== Provided entries
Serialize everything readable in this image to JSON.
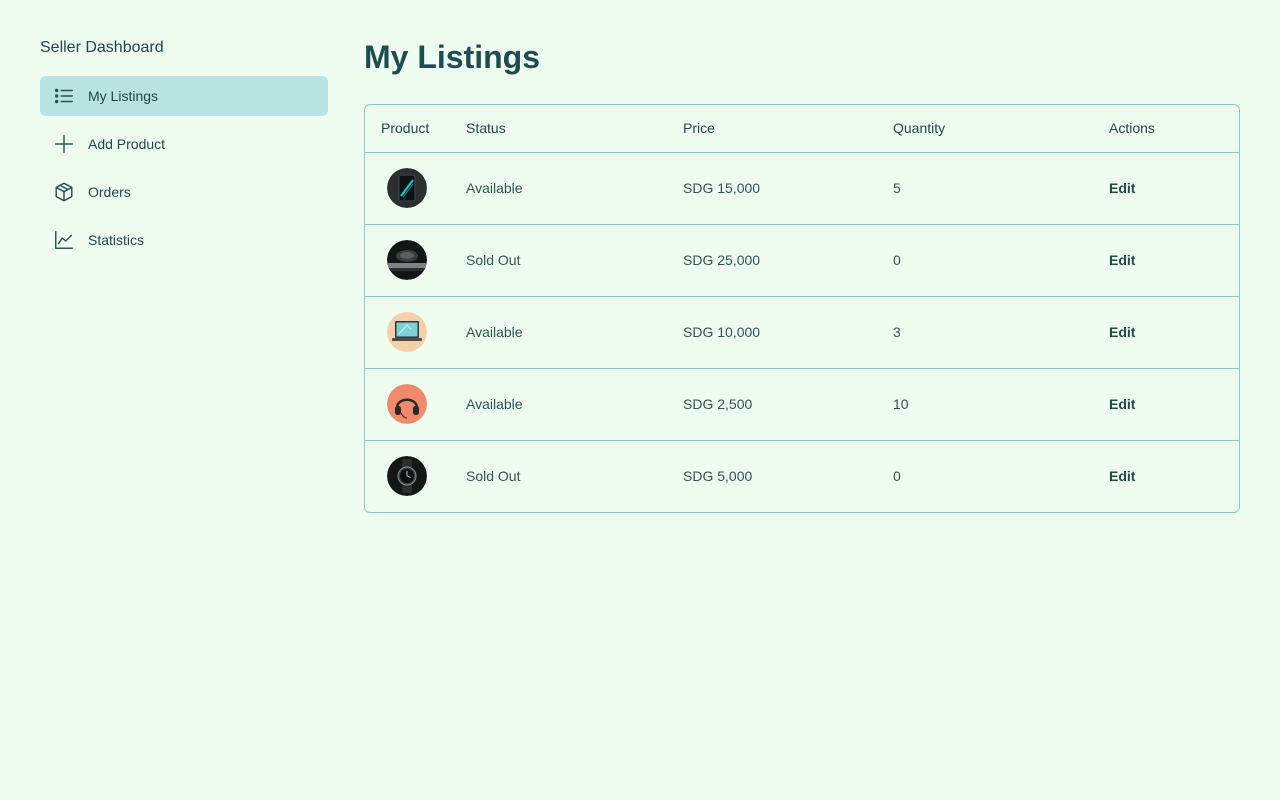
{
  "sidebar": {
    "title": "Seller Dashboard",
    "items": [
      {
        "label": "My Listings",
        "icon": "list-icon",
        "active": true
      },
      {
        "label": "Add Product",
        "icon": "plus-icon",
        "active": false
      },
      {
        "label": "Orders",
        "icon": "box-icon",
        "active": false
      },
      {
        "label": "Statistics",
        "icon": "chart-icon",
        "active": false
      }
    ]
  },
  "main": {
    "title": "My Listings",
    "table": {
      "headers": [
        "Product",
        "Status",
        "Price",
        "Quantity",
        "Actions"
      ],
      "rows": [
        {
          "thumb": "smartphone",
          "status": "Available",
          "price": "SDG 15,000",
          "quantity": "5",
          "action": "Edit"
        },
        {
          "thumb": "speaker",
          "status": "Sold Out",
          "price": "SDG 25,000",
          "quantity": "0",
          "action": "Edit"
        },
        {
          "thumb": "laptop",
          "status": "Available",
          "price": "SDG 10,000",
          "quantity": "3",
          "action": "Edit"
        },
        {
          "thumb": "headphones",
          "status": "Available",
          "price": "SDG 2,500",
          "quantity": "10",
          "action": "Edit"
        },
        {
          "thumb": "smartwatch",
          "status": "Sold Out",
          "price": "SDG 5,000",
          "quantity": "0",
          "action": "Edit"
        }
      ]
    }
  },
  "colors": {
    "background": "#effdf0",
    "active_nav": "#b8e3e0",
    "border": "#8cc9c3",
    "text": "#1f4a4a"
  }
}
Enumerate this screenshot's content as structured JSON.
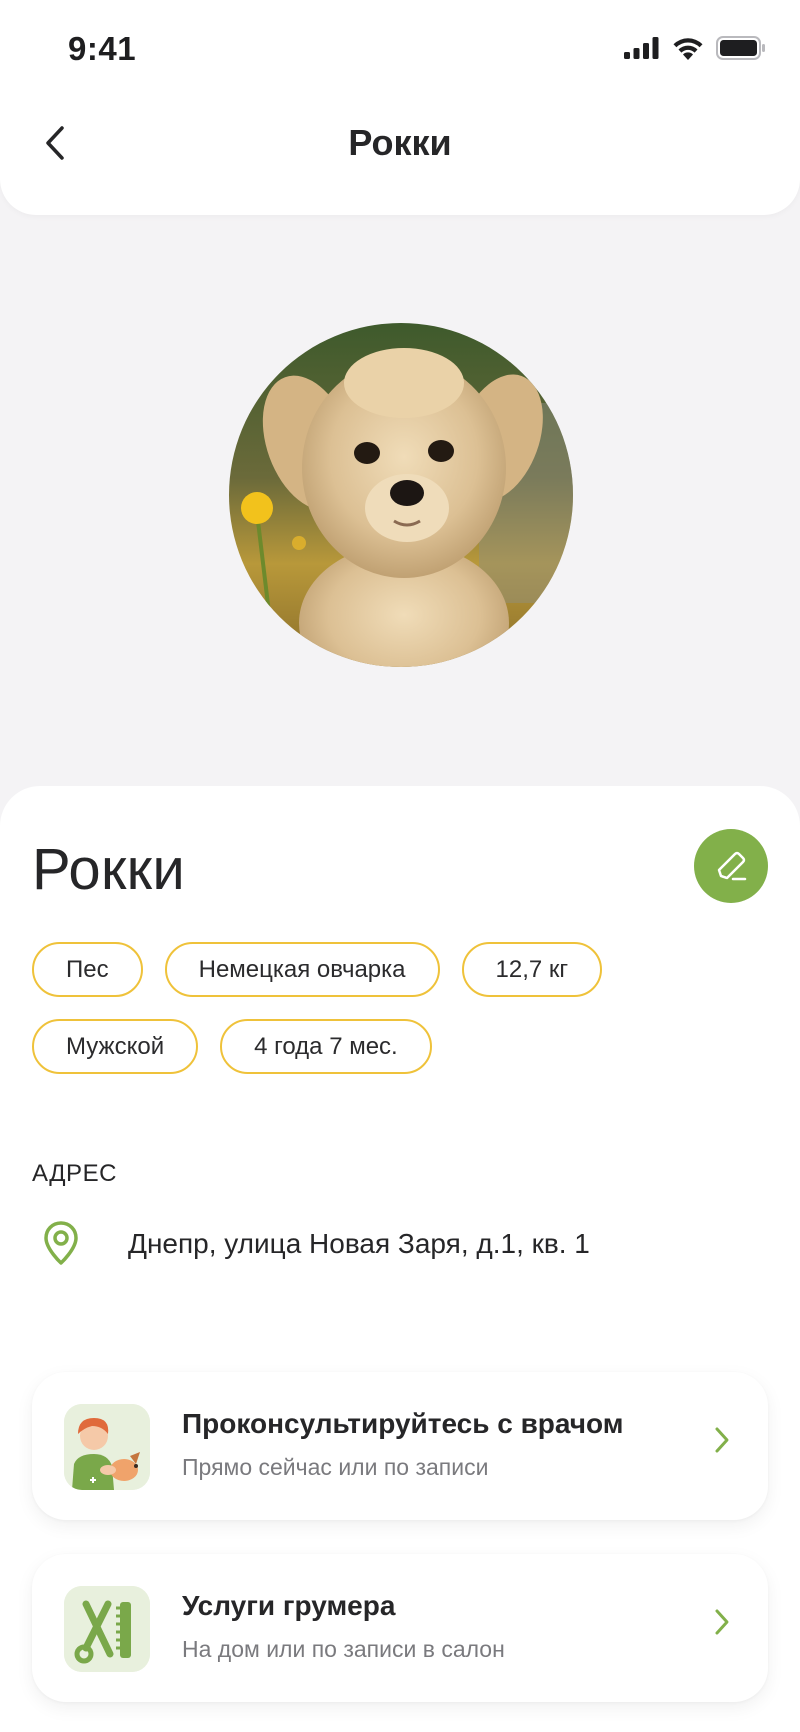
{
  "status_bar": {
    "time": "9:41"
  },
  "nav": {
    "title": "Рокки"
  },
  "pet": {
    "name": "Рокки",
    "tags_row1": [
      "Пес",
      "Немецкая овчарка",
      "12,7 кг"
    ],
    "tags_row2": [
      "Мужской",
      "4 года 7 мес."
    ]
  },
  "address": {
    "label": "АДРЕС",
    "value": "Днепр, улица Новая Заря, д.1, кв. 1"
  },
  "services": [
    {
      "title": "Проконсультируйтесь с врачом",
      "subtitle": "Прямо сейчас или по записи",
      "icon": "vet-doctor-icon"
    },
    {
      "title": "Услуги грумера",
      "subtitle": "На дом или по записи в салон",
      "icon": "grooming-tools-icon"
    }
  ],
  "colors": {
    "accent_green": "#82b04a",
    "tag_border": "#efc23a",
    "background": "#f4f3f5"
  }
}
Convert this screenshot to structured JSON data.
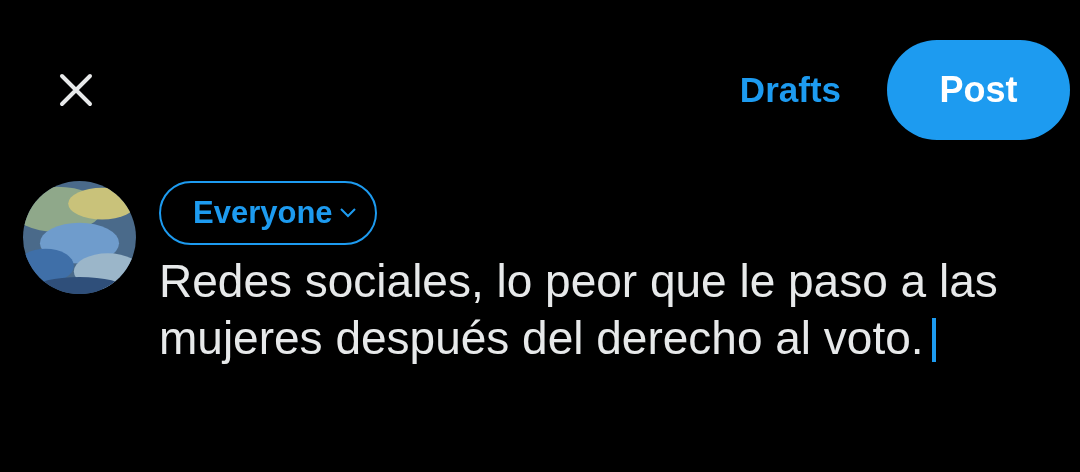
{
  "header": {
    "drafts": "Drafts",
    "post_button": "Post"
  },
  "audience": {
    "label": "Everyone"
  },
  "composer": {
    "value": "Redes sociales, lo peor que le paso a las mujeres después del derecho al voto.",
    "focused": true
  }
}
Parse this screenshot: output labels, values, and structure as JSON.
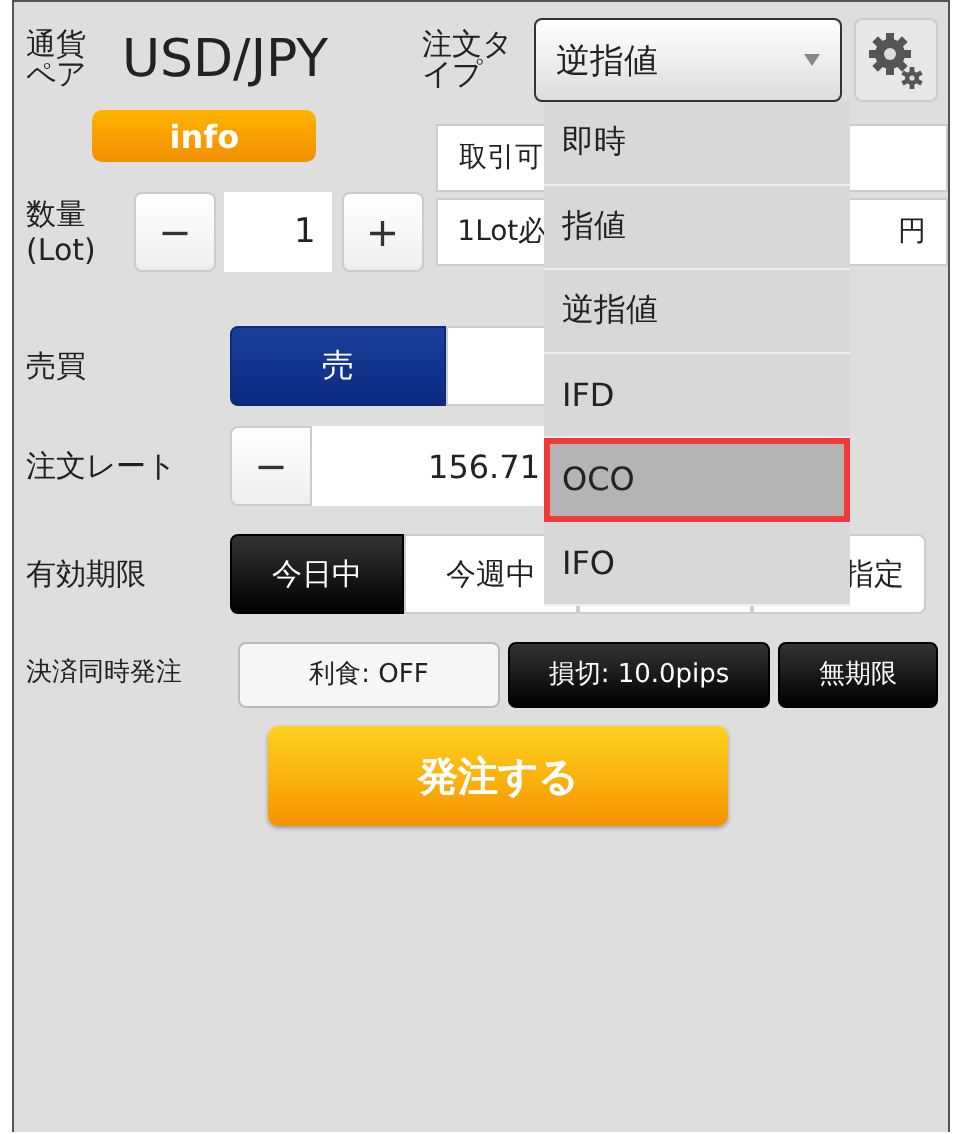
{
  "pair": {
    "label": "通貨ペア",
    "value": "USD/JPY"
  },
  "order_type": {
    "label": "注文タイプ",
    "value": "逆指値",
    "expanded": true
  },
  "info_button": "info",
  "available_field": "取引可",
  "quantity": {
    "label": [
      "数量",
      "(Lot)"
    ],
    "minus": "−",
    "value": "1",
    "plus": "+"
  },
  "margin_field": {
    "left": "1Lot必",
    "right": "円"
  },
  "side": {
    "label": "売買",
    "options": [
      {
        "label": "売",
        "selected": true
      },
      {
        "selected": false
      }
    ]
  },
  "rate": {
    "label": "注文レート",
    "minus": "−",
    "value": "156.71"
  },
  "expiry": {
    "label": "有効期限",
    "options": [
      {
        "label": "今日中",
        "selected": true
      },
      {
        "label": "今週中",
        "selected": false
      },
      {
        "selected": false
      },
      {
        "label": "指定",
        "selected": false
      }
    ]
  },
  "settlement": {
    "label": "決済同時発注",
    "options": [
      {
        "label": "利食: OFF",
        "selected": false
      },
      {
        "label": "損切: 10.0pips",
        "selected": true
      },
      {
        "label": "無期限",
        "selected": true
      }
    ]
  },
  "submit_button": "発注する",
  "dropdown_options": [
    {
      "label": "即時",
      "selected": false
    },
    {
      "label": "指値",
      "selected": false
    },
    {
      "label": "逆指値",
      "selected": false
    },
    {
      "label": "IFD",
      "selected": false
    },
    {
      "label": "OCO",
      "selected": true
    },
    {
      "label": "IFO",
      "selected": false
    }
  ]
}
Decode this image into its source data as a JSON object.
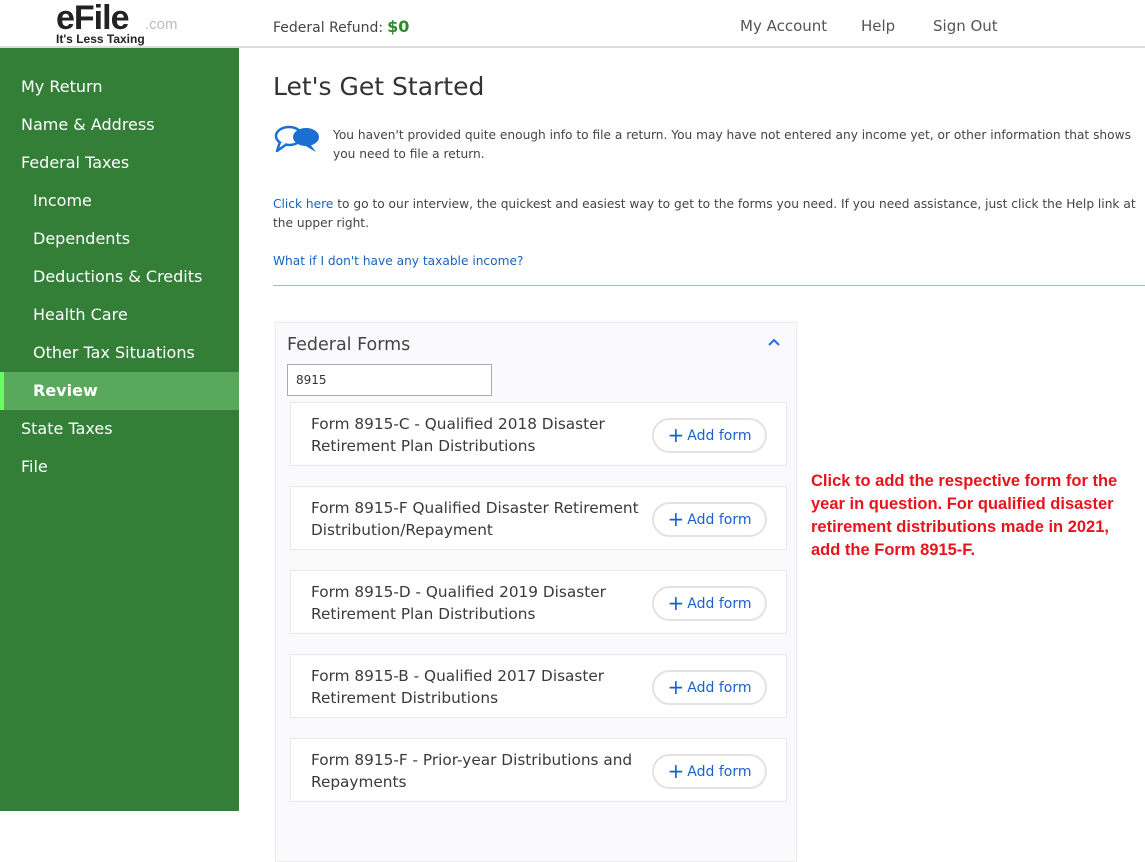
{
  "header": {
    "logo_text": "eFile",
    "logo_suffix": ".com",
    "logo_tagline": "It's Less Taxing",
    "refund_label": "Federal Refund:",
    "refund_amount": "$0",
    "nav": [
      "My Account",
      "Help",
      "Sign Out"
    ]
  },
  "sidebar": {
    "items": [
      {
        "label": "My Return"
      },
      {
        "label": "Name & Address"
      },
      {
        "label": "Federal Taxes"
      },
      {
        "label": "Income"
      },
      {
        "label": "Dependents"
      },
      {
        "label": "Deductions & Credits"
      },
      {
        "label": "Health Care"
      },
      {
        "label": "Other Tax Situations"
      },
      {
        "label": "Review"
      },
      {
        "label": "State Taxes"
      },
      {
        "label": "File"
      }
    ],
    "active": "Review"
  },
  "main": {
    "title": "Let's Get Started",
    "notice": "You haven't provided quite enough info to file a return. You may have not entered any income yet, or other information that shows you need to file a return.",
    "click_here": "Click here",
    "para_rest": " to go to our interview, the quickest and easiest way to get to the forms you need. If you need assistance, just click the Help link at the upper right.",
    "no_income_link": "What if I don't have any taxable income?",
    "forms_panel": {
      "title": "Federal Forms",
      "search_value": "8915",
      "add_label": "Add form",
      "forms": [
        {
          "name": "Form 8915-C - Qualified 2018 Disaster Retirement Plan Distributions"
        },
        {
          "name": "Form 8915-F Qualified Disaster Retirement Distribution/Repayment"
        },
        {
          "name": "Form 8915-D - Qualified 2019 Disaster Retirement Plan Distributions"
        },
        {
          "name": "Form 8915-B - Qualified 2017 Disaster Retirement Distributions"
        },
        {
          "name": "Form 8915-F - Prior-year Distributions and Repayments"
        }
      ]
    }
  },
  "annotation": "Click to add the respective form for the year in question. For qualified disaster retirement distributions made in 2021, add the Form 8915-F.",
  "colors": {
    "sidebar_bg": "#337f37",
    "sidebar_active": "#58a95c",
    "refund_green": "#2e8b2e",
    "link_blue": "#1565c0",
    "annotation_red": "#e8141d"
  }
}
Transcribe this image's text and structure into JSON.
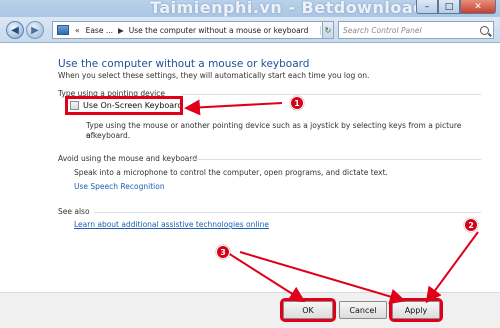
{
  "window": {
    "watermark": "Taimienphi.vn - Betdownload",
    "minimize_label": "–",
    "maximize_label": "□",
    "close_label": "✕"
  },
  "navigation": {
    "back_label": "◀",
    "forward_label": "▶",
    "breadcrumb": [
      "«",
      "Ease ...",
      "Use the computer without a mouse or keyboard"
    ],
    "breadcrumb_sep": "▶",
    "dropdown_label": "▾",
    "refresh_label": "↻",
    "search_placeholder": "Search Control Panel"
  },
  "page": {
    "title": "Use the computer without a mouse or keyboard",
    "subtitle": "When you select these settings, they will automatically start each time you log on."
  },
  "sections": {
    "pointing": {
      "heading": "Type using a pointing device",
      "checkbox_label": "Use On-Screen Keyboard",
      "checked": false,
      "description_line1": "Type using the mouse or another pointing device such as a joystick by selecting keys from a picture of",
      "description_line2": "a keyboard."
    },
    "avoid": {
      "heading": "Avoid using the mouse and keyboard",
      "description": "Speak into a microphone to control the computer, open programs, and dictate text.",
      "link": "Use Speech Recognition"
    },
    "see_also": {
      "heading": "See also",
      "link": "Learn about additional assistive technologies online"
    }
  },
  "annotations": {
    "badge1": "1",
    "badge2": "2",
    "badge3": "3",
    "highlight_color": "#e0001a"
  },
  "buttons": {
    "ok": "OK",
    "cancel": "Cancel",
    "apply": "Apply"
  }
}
====
» Work to complete
Return every line above that contains the word "image".

» Full solution
Serialize everything readable in this image to JSON.
Decode this image into its source data as a JSON object.
Transcribe this image's text and structure into JSON.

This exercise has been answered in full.